--- Begin Data extract ---
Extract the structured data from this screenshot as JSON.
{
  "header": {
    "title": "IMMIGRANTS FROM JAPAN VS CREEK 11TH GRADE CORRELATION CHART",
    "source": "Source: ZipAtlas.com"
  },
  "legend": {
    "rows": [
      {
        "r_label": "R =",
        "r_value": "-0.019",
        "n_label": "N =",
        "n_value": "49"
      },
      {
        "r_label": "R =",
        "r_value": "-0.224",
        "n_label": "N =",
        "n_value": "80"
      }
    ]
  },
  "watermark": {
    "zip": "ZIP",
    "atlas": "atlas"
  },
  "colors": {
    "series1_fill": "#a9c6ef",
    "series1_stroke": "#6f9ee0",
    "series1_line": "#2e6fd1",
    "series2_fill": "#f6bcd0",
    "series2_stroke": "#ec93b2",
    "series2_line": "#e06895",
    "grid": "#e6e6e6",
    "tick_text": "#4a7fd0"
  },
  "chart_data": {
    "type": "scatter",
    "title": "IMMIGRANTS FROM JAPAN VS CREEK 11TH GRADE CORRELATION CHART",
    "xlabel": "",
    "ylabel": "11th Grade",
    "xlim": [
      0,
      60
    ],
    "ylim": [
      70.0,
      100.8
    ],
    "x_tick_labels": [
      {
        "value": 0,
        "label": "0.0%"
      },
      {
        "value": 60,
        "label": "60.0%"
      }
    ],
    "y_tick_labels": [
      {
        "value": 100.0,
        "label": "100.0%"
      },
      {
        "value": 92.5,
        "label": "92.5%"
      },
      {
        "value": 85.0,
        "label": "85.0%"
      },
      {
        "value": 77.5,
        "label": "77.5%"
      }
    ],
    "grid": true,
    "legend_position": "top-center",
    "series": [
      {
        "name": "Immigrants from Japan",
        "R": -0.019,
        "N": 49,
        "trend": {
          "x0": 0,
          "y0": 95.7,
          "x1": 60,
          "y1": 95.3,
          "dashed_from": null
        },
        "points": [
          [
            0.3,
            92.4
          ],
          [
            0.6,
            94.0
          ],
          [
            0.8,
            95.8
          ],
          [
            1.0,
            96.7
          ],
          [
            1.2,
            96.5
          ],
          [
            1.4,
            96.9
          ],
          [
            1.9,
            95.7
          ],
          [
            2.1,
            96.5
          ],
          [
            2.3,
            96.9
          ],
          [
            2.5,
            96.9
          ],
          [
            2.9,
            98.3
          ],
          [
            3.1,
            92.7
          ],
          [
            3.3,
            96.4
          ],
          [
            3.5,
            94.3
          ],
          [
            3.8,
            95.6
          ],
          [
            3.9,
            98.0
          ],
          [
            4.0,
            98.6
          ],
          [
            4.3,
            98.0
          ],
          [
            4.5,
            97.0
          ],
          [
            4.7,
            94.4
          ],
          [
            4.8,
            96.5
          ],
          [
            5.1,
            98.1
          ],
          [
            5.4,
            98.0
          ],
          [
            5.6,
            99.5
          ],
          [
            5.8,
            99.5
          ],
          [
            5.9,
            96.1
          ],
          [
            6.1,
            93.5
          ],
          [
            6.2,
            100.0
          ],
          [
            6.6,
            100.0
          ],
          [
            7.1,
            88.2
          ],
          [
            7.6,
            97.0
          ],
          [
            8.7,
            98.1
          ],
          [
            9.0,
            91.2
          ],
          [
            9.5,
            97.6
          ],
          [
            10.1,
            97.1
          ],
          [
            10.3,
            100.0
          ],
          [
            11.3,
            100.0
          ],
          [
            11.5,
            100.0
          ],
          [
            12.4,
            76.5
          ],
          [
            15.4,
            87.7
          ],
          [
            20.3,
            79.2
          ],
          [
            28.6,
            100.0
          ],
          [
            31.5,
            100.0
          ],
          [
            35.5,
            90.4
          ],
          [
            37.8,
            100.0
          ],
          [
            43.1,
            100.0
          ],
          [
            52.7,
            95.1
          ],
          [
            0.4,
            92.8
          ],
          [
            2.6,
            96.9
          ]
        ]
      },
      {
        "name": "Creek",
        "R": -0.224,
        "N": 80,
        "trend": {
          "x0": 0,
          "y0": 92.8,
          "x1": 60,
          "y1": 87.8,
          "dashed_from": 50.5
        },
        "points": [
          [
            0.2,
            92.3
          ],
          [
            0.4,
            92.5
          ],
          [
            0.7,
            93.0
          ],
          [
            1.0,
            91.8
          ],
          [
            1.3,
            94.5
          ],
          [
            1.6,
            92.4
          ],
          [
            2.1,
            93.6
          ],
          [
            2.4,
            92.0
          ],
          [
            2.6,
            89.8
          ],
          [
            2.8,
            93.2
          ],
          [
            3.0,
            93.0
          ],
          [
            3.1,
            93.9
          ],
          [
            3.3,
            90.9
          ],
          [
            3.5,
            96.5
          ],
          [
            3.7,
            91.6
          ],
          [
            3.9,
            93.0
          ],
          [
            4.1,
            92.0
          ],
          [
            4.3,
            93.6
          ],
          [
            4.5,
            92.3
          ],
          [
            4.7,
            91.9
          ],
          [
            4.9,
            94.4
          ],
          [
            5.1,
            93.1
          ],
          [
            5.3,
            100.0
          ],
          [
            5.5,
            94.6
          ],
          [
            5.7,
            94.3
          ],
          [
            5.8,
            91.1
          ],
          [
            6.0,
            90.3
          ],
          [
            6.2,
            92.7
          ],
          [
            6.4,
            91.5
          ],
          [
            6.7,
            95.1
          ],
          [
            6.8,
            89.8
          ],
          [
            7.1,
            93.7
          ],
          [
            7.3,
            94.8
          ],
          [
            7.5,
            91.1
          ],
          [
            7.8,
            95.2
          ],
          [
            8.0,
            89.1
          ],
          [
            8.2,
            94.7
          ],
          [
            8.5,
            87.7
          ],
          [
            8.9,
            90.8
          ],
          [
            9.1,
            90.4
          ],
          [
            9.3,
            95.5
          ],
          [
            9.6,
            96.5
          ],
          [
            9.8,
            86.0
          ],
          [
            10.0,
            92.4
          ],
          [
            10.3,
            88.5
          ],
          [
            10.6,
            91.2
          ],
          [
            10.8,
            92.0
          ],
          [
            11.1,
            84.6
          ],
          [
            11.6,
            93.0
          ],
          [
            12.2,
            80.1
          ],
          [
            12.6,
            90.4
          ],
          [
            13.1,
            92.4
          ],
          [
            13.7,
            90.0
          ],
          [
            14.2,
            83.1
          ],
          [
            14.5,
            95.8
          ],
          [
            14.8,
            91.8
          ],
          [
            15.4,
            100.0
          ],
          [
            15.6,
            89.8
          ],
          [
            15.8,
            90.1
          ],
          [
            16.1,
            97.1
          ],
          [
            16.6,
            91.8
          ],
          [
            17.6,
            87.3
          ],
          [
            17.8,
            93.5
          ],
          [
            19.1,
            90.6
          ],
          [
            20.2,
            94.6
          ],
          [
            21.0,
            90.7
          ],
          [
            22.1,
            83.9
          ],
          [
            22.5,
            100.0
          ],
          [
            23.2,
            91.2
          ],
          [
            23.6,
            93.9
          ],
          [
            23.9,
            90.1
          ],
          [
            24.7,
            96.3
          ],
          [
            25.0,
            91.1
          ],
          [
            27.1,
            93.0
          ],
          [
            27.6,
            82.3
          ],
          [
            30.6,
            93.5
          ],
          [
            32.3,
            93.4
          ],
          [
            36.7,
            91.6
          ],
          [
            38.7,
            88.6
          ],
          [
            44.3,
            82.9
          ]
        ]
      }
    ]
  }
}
--- End Data extract ---
--- Begin Data extract ---
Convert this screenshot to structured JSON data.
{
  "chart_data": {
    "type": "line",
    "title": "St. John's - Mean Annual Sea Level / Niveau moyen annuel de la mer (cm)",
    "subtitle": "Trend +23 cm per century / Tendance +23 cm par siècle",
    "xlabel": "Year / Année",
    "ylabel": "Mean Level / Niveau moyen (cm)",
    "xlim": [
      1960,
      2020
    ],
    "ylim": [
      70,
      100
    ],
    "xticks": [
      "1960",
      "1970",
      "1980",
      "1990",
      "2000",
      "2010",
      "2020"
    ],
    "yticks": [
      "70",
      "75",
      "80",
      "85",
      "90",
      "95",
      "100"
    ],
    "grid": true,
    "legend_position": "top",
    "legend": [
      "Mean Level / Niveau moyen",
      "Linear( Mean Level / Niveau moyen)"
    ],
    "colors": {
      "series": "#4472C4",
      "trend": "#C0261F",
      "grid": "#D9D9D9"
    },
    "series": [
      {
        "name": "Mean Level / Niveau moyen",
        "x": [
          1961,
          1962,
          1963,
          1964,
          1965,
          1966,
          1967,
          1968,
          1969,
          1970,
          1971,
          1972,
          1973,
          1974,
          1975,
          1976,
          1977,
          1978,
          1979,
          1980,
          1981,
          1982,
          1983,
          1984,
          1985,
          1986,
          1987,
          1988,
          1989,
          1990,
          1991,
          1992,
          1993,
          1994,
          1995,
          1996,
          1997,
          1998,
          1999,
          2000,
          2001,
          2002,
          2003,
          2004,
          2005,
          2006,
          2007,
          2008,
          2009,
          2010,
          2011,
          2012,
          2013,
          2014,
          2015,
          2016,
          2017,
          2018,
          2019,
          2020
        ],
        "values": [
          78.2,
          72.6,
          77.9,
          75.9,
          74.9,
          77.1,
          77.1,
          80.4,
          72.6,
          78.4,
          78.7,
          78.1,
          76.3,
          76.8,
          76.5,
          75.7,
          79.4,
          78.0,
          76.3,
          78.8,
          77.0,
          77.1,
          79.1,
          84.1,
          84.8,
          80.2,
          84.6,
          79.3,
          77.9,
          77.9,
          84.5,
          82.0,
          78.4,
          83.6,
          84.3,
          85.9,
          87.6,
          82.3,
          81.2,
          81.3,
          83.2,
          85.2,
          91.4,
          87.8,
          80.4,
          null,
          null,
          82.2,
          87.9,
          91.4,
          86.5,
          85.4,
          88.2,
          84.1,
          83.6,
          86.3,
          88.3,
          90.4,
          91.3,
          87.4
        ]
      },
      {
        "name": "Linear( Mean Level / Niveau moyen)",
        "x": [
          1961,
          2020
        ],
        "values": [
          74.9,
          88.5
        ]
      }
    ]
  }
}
--- End Data extract ---
--- Begin Data extract ---
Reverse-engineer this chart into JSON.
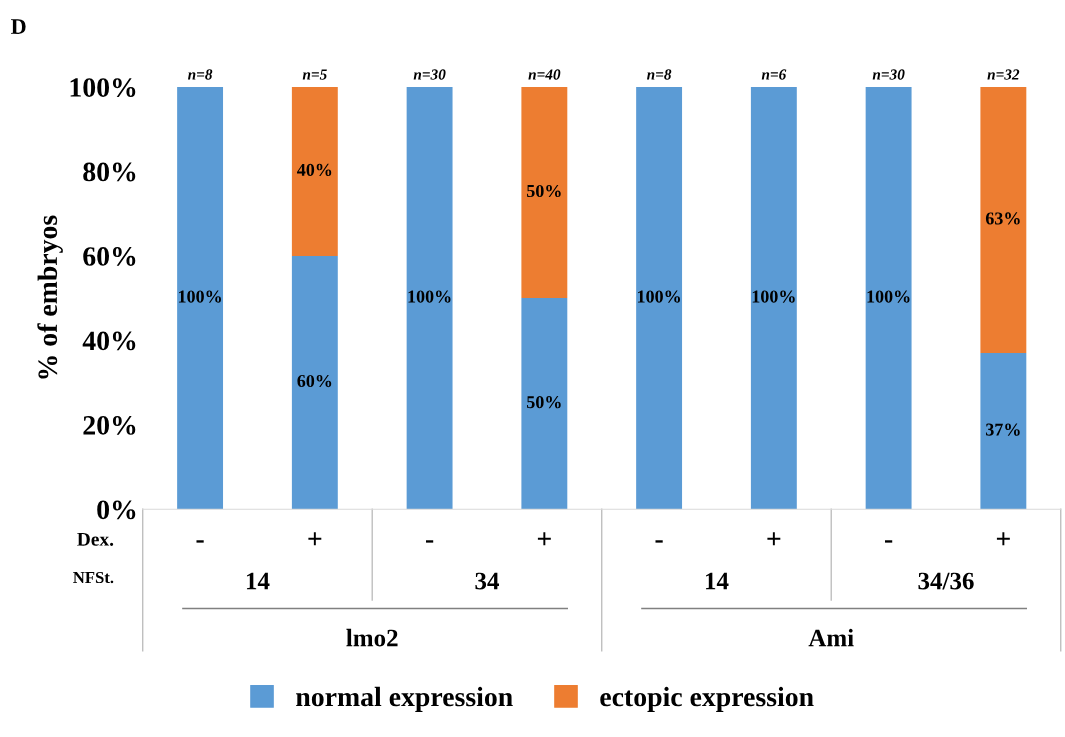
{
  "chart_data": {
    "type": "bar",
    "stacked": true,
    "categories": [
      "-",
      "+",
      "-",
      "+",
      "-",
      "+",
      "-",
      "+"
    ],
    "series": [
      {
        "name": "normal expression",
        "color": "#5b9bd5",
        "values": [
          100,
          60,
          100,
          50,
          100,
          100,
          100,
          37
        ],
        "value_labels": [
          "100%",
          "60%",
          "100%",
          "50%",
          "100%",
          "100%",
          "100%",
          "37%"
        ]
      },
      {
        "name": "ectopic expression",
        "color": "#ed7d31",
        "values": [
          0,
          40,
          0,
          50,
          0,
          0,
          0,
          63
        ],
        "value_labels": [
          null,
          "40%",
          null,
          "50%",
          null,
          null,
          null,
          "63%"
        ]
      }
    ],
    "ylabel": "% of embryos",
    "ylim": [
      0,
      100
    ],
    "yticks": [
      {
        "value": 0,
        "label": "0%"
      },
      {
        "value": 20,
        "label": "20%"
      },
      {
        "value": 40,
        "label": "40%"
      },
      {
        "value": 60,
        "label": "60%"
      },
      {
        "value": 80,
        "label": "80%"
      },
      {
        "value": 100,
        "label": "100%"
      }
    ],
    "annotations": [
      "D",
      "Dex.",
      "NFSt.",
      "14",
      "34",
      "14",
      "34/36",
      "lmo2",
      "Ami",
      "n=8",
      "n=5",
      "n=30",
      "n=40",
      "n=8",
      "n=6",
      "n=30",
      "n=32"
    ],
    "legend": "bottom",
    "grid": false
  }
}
--- End Data extract ---
Description of the task: Copy every line of the listing that contains the word "grid".

Result:
    "grid": "#e6e6e6",
    "grid": true,
    "grid": true,
      "grid": "#D9D9D9"
    "grid": false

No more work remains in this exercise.